> _EXERCISE_
Extract all of the entries and set them down verbatim.

> _Records from a collection_
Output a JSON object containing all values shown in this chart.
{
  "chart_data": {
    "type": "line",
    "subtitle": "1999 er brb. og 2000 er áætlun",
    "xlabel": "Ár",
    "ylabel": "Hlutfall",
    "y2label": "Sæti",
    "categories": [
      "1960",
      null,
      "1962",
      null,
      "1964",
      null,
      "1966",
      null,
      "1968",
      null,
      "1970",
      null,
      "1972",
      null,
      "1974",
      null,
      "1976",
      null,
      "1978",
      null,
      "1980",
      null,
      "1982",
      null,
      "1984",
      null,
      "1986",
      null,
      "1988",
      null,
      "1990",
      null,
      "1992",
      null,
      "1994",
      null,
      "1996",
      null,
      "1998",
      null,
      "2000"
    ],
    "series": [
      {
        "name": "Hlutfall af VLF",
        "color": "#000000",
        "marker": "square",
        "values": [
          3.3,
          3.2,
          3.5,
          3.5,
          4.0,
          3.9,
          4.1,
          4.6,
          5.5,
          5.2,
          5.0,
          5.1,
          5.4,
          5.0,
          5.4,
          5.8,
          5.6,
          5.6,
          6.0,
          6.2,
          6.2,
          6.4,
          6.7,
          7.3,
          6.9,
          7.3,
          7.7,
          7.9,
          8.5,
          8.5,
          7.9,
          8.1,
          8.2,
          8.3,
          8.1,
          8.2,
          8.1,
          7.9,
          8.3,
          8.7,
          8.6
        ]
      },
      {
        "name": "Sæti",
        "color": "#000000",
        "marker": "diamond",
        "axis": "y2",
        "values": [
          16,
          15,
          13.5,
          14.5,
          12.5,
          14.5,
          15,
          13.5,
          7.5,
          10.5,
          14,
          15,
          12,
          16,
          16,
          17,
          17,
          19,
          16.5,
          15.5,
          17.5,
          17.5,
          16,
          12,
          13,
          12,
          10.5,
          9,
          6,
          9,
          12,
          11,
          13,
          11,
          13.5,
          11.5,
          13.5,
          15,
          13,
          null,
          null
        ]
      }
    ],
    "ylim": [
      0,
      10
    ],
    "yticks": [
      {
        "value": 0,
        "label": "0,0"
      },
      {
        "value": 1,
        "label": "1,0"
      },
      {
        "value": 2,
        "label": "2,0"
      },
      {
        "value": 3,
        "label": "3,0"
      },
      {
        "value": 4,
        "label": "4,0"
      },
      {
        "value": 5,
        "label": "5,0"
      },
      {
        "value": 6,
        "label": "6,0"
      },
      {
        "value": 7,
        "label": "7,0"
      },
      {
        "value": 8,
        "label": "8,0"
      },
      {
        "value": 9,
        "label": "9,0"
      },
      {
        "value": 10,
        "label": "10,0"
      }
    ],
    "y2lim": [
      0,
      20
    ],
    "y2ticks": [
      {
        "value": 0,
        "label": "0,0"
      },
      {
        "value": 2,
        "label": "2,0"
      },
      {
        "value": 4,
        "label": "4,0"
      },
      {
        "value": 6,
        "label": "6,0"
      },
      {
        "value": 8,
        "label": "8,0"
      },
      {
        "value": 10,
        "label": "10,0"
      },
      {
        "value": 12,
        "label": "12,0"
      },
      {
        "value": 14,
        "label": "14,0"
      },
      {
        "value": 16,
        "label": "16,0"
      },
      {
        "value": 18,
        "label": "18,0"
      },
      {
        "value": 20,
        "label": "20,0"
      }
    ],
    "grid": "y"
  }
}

> _SOLUTION TO THIS TASK_
Output a JSON object containing all values shown in this chart.
{
  "chart_data": {
    "type": "line",
    "subtitle": "1999 er brb. og 2000 er áætlun",
    "xlabel": "Ár",
    "ylabel": "Hlutfall",
    "y2label": "Sæti",
    "categories": [
      "1960",
      null,
      "1962",
      null,
      "1964",
      null,
      "1966",
      null,
      "1968",
      null,
      "1970",
      null,
      "1972",
      null,
      "1974",
      null,
      "1976",
      null,
      "1978",
      null,
      "1980",
      null,
      "1982",
      null,
      "1984",
      null,
      "1986",
      null,
      "1988",
      null,
      "1990",
      null,
      "1992",
      null,
      "1994",
      null,
      "1996",
      null,
      "1998",
      null,
      "2000"
    ],
    "series": [
      {
        "name": "Hlutfall af VLF",
        "color": "#000000",
        "marker": "square",
        "values": [
          3.3,
          3.2,
          3.5,
          3.5,
          4.0,
          3.9,
          4.1,
          4.6,
          5.5,
          5.2,
          5.0,
          5.1,
          5.4,
          5.0,
          5.4,
          5.8,
          5.6,
          5.6,
          6.0,
          6.2,
          6.2,
          6.4,
          6.7,
          7.3,
          6.9,
          7.3,
          7.7,
          7.9,
          8.5,
          8.5,
          7.9,
          8.1,
          8.2,
          8.3,
          8.1,
          8.2,
          8.1,
          7.9,
          8.3,
          8.7,
          8.6
        ]
      },
      {
        "name": "Sæti",
        "color": "#000000",
        "marker": "diamond",
        "axis": "y2",
        "values": [
          16,
          15,
          13.5,
          14.5,
          12.5,
          14.5,
          15,
          13.5,
          7.5,
          10.5,
          14,
          15,
          12,
          16,
          16,
          17,
          17,
          19,
          16.5,
          15.5,
          17.5,
          17.5,
          16,
          12,
          13,
          12,
          10.5,
          9,
          6,
          9,
          12,
          11,
          13,
          11,
          13.5,
          11.5,
          13.5,
          15,
          13,
          null,
          null
        ]
      }
    ],
    "ylim": [
      0,
      10
    ],
    "yticks": [
      {
        "value": 0,
        "label": "0,0"
      },
      {
        "value": 1,
        "label": "1,0"
      },
      {
        "value": 2,
        "label": "2,0"
      },
      {
        "value": 3,
        "label": "3,0"
      },
      {
        "value": 4,
        "label": "4,0"
      },
      {
        "value": 5,
        "label": "5,0"
      },
      {
        "value": 6,
        "label": "6,0"
      },
      {
        "value": 7,
        "label": "7,0"
      },
      {
        "value": 8,
        "label": "8,0"
      },
      {
        "value": 9,
        "label": "9,0"
      },
      {
        "value": 10,
        "label": "10,0"
      }
    ],
    "y2lim": [
      0,
      20
    ],
    "y2ticks": [
      {
        "value": 0,
        "label": "0,0"
      },
      {
        "value": 2,
        "label": "2,0"
      },
      {
        "value": 4,
        "label": "4,0"
      },
      {
        "value": 6,
        "label": "6,0"
      },
      {
        "value": 8,
        "label": "8,0"
      },
      {
        "value": 10,
        "label": "10,0"
      },
      {
        "value": 12,
        "label": "12,0"
      },
      {
        "value": 14,
        "label": "14,0"
      },
      {
        "value": 16,
        "label": "16,0"
      },
      {
        "value": 18,
        "label": "18,0"
      },
      {
        "value": 20,
        "label": "20,0"
      }
    ],
    "grid": "y"
  }
}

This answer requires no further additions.